┌──
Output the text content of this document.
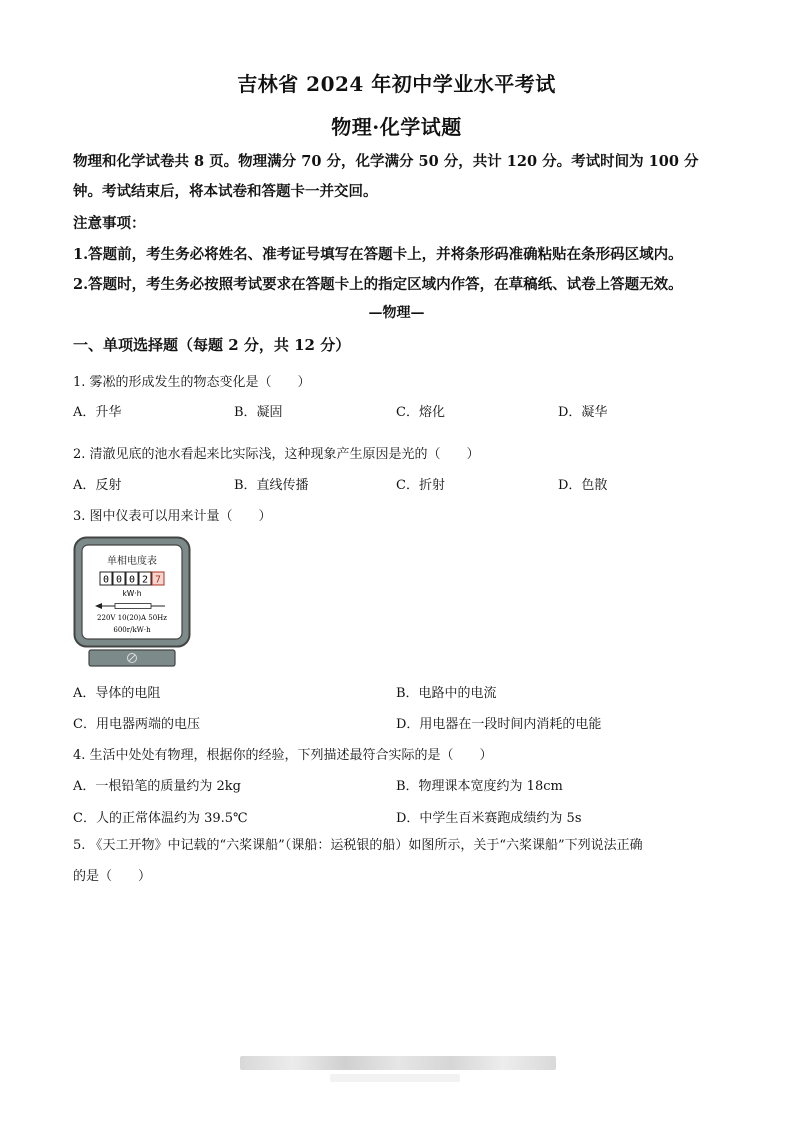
吉林省 2024 年初中学业水平考试
物理·化学试题
物理和化学试卷共 8 页。物理满分 70 分，化学满分 50 分，共计 120 分。考试时间为 100 分
钟。考试结束后，将本试卷和答题卡一并交回。
注意事项：
1.答题前，考生务必将姓名、准考证号填写在答题卡上，并将条形码准确粘贴在条形码区域内。
2.答题时，考生务必按照考试要求在答题卡上的指定区域内作答，在草稿纸、试卷上答题无效。
—物理—
一、单项选择题（每题 2 分，共 12 分）
1. 雾凇的形成发生的物态变化是（　　）
A．升华	B．凝固	C．熔化	D．凝华
2. 清澈见底的池水看起来比实际浅，这种现象产生原因是光的（　　）
A．反射	B．直线传播	C．折射	D．色散
3. 图中仪表可以用来计量（　　）
单相电度表
0 0 0 2 7
kW·h
220V 10(20)A 50Hz
600r/kW·h
A．导体的电阻	B．电路中的电流
C．用电器两端的电压	D．用电器在一段时间内消耗的电能
4. 生活中处处有物理，根据你的经验，下列描述最符合实际的是（　　）
A．一根铅笔的质量约为 2kg	B．物理课本宽度约为 18cm
C．人的正常体温约为 39.5℃	D．中学生百米赛跑成绩约为 5s
5. 《天工开物》中记载的“六桨课船”（课船：运税银的船）如图所示，关于“六桨课船”下列说法正确
的是（　　）
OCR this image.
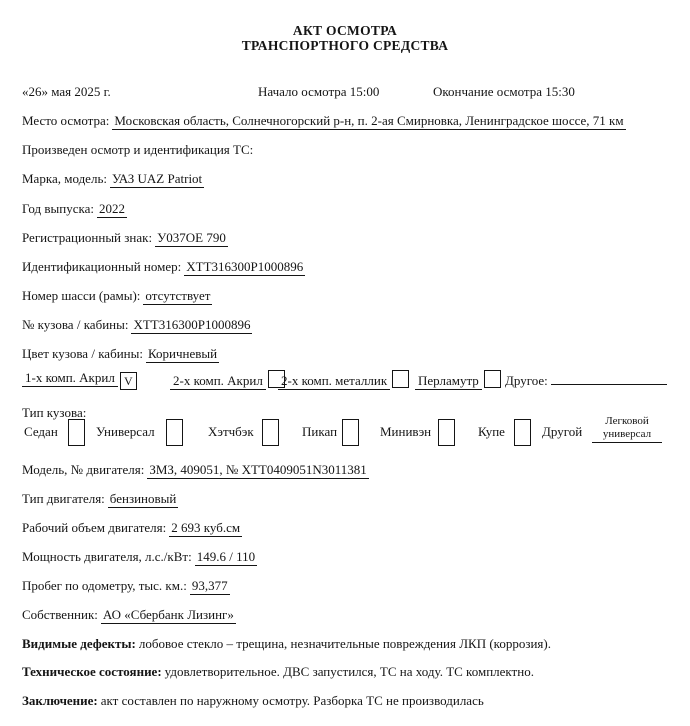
АКТ ОСМОТРА
ТРАНСПОРТНОГО СРЕДСТВА
«26» мая 2025 г.	Начало осмотра 15:00	Окончание осмотра 15:30
Место осмотра: Московская область, Солнечногорский р-н, п. 2-ая Смирновка, Ленинградское шоссе, 71 км
Произведен осмотр и идентификация ТС:
Марка, модель: УАЗ UAZ Patriot
Год выпуска: 2022
Регистрационный знак: У037ОЕ 790
Идентификационный номер: XTT316300P1000896
Номер шасси (рамы): отсутствует
№ кузова / кабины: XTT316300P1000896
Цвет кузова / кабины: Коричневый
1-х комп. Акрил V	2-х комп. Акрил	2-х комп. металлик	Перламутр	Другое:
Тип кузова:
Седан	Универсал	Хэтчбэк	Пикап	Минивэн	Купе	Другой
Легковой
универсал
Модель, № двигателя: ЗМЗ, 409051, № XTT0409051N3011381
Тип двигателя: бензиновый
Рабочий объем двигателя: 2 693 куб.см
Мощность двигателя, л.с./кВт: 149.6 / 110
Пробег по одометру, тыс. км.: 93,377
Собственник: АО «Сбербанк Лизинг»
Видимые дефекты: лобовое стекло – трещина, незначительные повреждения ЛКП (коррозия).
Техническое состояние: удовлетворительное. ДВС запустился, ТС на ходу. ТС комплектно.
Заключение: акт составлен по наружному осмотру. Разборка ТС не производилась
└──
What you need to do: Print out the lines exactly, skipping any picture.

Response below:
Output the text content of this document.
吉林省 2024 年初中学业水平考试
物理·化学试题
物理和化学试卷共 8 页。物理满分 70 分，化学满分 50 分，共计 120 分。考试时间为 100 分
钟。考试结束后，将本试卷和答题卡一并交回。
注意事项：
1.答题前，考生务必将姓名、准考证号填写在答题卡上，并将条形码准确粘贴在条形码区域内。
2.答题时，考生务必按照考试要求在答题卡上的指定区域内作答，在草稿纸、试卷上答题无效。
—物理—
一、单项选择题（每题 2 分，共 12 分）
1. 雾凇的形成发生的物态变化是（　　）
A．升华	B．凝固	C．熔化	D．凝华
2. 清澈见底的池水看起来比实际浅，这种现象产生原因是光的（　　）
A．反射	B．直线传播	C．折射	D．色散
3. 图中仪表可以用来计量（　　）
单相电度表
0 0 0 2 7
kW·h
220V 10(20)A 50Hz
600r/kW·h
A．导体的电阻	B．电路中的电流
C．用电器两端的电压	D．用电器在一段时间内消耗的电能
4. 生活中处处有物理，根据你的经验，下列描述最符合实际的是（　　）
A．一根铅笔的质量约为 2kg	B．物理课本宽度约为 18cm
C．人的正常体温约为 39.5℃	D．中学生百米赛跑成绩约为 5s
5. 《天工开物》中记载的“六桨课船”（课船：运税银的船）如图所示，关于“六桨课船”下列说法正确
的是（　　）
OCR this image.
АКТ ОСМОТРА
ТРАНСПОРТНОГО СРЕДСТВА
«26» мая 2025 г.	Начало осмотра 15:00	Окончание осмотра 15:30
Место осмотра: Московская область, Солнечногорский р-н, п. 2-ая Смирновка, Ленинградское шоссе, 71 км
Произведен осмотр и идентификация ТС:
Марка, модель: УАЗ UAZ Patriot
Год выпуска: 2022
Регистрационный знак: У037ОЕ 790
Идентификационный номер: XTT316300P1000896
Номер шасси (рамы): отсутствует
№ кузова / кабины: XTT316300P1000896
Цвет кузова / кабины: Коричневый
1-х комп. Акрил V	2-х комп. Акрил	2-х комп. металлик	Перламутр	Другое:
Тип кузова:
Седан	Универсал	Хэтчбэк	Пикап	Минивэн	Купе	Другой
Легковой
универсал
Модель, № двигателя: ЗМЗ, 409051, № XTT0409051N3011381
Тип двигателя: бензиновый
Рабочий объем двигателя: 2 693 куб.см
Мощность двигателя, л.с./кВт: 149.6 / 110
Пробег по одометру, тыс. км.: 93,377
Собственник: АО «Сбербанк Лизинг»
Видимые дефекты: лобовое стекло – трещина, незначительные повреждения ЛКП (коррозия).
Техническое состояние: удовлетворительное. ДВС запустился, ТС на ходу. ТС комплектно.
Заключение: акт составлен по наружному осмотру. Разборка ТС не производилась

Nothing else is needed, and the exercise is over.